> REQUIREMENTS
Return all of the data exactly, with nothing left out but the pictures.

> DATA EXTRACT
____

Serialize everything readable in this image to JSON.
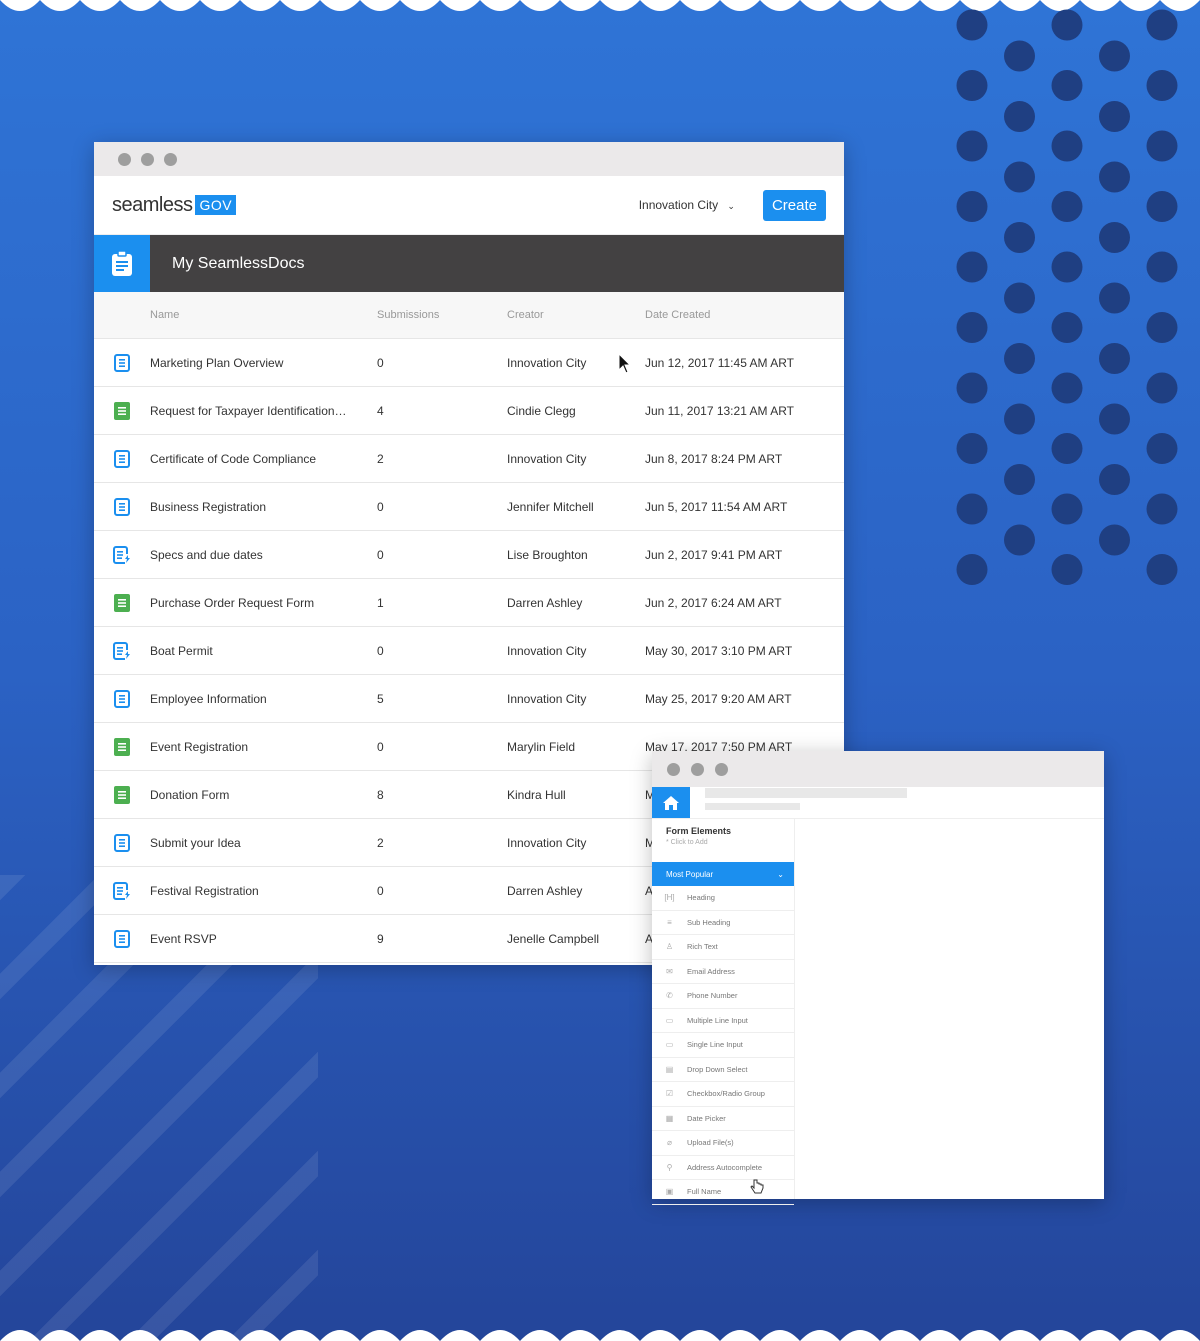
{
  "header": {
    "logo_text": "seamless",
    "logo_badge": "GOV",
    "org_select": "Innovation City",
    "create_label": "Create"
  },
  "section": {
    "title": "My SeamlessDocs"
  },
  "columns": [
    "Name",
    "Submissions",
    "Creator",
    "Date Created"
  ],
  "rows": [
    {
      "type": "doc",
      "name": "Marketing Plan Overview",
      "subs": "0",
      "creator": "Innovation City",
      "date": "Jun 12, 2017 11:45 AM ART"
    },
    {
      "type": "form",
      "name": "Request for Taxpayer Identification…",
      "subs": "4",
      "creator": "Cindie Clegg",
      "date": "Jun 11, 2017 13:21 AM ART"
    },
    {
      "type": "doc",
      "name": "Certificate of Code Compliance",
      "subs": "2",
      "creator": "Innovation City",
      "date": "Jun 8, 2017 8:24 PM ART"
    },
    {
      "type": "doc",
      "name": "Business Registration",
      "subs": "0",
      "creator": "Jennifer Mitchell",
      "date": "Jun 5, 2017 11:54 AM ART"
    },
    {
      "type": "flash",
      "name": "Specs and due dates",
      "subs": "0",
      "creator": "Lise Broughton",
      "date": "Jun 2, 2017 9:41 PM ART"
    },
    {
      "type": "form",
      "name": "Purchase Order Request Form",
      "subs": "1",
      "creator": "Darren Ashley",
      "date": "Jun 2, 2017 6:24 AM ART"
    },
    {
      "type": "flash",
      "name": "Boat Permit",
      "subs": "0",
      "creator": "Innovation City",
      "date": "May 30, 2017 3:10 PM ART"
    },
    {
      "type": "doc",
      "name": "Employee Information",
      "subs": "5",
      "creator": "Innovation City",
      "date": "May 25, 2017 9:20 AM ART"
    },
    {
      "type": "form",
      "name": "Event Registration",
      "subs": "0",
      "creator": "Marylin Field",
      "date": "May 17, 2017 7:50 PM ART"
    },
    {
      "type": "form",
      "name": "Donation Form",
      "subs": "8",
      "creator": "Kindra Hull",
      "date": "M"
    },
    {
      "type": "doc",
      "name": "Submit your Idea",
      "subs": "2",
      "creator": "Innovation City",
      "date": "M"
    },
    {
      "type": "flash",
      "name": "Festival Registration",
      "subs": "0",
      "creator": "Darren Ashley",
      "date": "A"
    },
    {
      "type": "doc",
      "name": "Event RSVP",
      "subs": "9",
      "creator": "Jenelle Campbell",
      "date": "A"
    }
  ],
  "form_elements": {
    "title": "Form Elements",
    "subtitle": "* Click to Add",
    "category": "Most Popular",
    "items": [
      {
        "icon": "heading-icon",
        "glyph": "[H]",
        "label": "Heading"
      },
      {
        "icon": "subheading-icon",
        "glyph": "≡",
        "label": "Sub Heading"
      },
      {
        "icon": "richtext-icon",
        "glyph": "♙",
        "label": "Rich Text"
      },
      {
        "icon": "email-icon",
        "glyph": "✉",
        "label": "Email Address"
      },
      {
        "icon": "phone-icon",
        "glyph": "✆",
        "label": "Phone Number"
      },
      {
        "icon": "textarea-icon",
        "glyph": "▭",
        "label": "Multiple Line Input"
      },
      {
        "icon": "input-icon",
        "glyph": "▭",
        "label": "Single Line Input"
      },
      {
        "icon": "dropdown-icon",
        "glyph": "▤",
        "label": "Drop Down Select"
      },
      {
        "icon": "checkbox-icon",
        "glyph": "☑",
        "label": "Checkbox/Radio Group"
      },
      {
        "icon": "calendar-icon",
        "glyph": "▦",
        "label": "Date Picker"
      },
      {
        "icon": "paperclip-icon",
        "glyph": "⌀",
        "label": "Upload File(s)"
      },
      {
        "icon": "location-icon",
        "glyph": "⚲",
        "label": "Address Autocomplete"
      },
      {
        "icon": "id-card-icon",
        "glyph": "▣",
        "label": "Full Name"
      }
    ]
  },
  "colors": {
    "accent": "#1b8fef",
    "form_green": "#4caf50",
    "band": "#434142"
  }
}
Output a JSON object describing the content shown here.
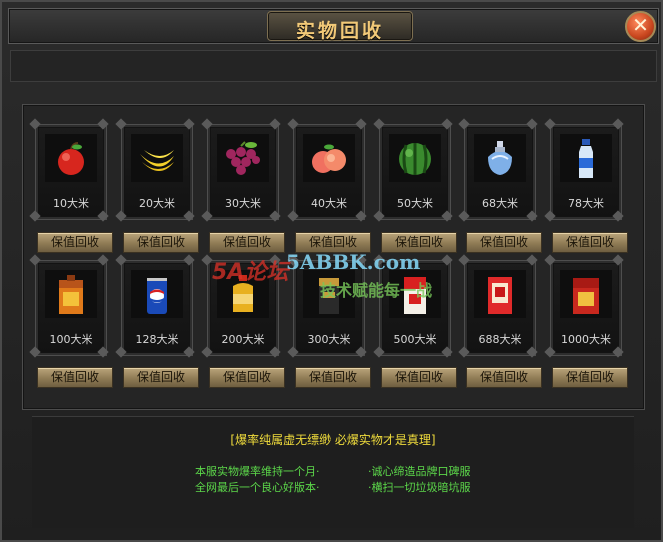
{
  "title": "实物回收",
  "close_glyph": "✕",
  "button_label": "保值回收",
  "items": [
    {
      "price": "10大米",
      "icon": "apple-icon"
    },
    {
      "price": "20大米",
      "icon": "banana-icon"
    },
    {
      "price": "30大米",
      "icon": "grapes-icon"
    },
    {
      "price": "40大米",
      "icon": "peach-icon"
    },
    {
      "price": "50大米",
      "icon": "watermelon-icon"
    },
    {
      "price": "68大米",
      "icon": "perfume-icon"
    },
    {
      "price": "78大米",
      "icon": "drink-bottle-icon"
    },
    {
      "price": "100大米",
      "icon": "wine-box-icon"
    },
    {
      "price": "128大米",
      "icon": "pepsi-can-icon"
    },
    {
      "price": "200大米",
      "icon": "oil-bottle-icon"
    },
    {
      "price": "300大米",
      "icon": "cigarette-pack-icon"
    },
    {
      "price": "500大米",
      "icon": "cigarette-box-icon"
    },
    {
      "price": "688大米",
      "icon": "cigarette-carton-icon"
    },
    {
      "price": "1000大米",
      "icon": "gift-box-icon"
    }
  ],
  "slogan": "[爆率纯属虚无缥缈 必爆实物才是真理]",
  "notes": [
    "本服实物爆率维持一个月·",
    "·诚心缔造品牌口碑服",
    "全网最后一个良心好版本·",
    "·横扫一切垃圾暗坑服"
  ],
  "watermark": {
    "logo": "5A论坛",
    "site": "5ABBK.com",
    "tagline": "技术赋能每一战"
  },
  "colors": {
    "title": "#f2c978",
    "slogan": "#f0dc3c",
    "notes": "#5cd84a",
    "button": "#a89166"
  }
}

____

> RESPONSE TO THIS TASK
Serialize everything readable in this image to JSON.
{
  "header": {
    "logo_text": "seamless",
    "logo_badge": "GOV",
    "org_select": "Innovation City",
    "create_label": "Create"
  },
  "section": {
    "title": "My SeamlessDocs"
  },
  "columns": [
    "Name",
    "Submissions",
    "Creator",
    "Date Created"
  ],
  "rows": [
    {
      "type": "doc",
      "name": "Marketing Plan Overview",
      "subs": "0",
      "creator": "Innovation City",
      "date": "Jun 12, 2017 11:45 AM ART"
    },
    {
      "type": "form",
      "name": "Request for Taxpayer Identification…",
      "subs": "4",
      "creator": "Cindie Clegg",
      "date": "Jun 11, 2017 13:21 AM ART"
    },
    {
      "type": "doc",
      "name": "Certificate of Code Compliance",
      "subs": "2",
      "creator": "Innovation City",
      "date": "Jun 8, 2017 8:24 PM ART"
    },
    {
      "type": "doc",
      "name": "Business Registration",
      "subs": "0",
      "creator": "Jennifer Mitchell",
      "date": "Jun 5, 2017 11:54 AM ART"
    },
    {
      "type": "flash",
      "name": "Specs and due dates",
      "subs": "0",
      "creator": "Lise Broughton",
      "date": "Jun 2, 2017 9:41 PM ART"
    },
    {
      "type": "form",
      "name": "Purchase Order Request Form",
      "subs": "1",
      "creator": "Darren Ashley",
      "date": "Jun 2, 2017 6:24 AM ART"
    },
    {
      "type": "flash",
      "name": "Boat Permit",
      "subs": "0",
      "creator": "Innovation City",
      "date": "May 30, 2017 3:10 PM ART"
    },
    {
      "type": "doc",
      "name": "Employee Information",
      "subs": "5",
      "creator": "Innovation City",
      "date": "May 25, 2017 9:20 AM ART"
    },
    {
      "type": "form",
      "name": "Event Registration",
      "subs": "0",
      "creator": "Marylin Field",
      "date": "May 17, 2017 7:50 PM ART"
    },
    {
      "type": "form",
      "name": "Donation Form",
      "subs": "8",
      "creator": "Kindra Hull",
      "date": "M"
    },
    {
      "type": "doc",
      "name": "Submit your Idea",
      "subs": "2",
      "creator": "Innovation City",
      "date": "M"
    },
    {
      "type": "flash",
      "name": "Festival Registration",
      "subs": "0",
      "creator": "Darren Ashley",
      "date": "A"
    },
    {
      "type": "doc",
      "name": "Event RSVP",
      "subs": "9",
      "creator": "Jenelle Campbell",
      "date": "A"
    }
  ],
  "form_elements": {
    "title": "Form Elements",
    "subtitle": "* Click to Add",
    "category": "Most Popular",
    "items": [
      {
        "icon": "heading-icon",
        "glyph": "[H]",
        "label": "Heading"
      },
      {
        "icon": "subheading-icon",
        "glyph": "≡",
        "label": "Sub Heading"
      },
      {
        "icon": "richtext-icon",
        "glyph": "♙",
        "label": "Rich Text"
      },
      {
        "icon": "email-icon",
        "glyph": "✉",
        "label": "Email Address"
      },
      {
        "icon": "phone-icon",
        "glyph": "✆",
        "label": "Phone Number"
      },
      {
        "icon": "textarea-icon",
        "glyph": "▭",
        "label": "Multiple Line Input"
      },
      {
        "icon": "input-icon",
        "glyph": "▭",
        "label": "Single Line Input"
      },
      {
        "icon": "dropdown-icon",
        "glyph": "▤",
        "label": "Drop Down Select"
      },
      {
        "icon": "checkbox-icon",
        "glyph": "☑",
        "label": "Checkbox/Radio Group"
      },
      {
        "icon": "calendar-icon",
        "glyph": "▦",
        "label": "Date Picker"
      },
      {
        "icon": "paperclip-icon",
        "glyph": "⌀",
        "label": "Upload File(s)"
      },
      {
        "icon": "location-icon",
        "glyph": "⚲",
        "label": "Address Autocomplete"
      },
      {
        "icon": "id-card-icon",
        "glyph": "▣",
        "label": "Full Name"
      }
    ]
  },
  "colors": {
    "accent": "#1b8fef",
    "form_green": "#4caf50",
    "band": "#434142"
  }
}
Output a JSON object describing the content shown here.
{
  "title": "实物回收",
  "close_glyph": "✕",
  "button_label": "保值回收",
  "items": [
    {
      "price": "10大米",
      "icon": "apple-icon"
    },
    {
      "price": "20大米",
      "icon": "banana-icon"
    },
    {
      "price": "30大米",
      "icon": "grapes-icon"
    },
    {
      "price": "40大米",
      "icon": "peach-icon"
    },
    {
      "price": "50大米",
      "icon": "watermelon-icon"
    },
    {
      "price": "68大米",
      "icon": "perfume-icon"
    },
    {
      "price": "78大米",
      "icon": "drink-bottle-icon"
    },
    {
      "price": "100大米",
      "icon": "wine-box-icon"
    },
    {
      "price": "128大米",
      "icon": "pepsi-can-icon"
    },
    {
      "price": "200大米",
      "icon": "oil-bottle-icon"
    },
    {
      "price": "300大米",
      "icon": "cigarette-pack-icon"
    },
    {
      "price": "500大米",
      "icon": "cigarette-box-icon"
    },
    {
      "price": "688大米",
      "icon": "cigarette-carton-icon"
    },
    {
      "price": "1000大米",
      "icon": "gift-box-icon"
    }
  ],
  "slogan": "[爆率纯属虚无缥缈 必爆实物才是真理]",
  "notes": [
    "本服实物爆率维持一个月·",
    "·诚心缔造品牌口碑服",
    "全网最后一个良心好版本·",
    "·横扫一切垃圾暗坑服"
  ],
  "watermark": {
    "logo": "5A论坛",
    "site": "5ABBK.com",
    "tagline": "技术赋能每一战"
  },
  "colors": {
    "title": "#f2c978",
    "slogan": "#f0dc3c",
    "notes": "#5cd84a",
    "button": "#a89166"
  }
}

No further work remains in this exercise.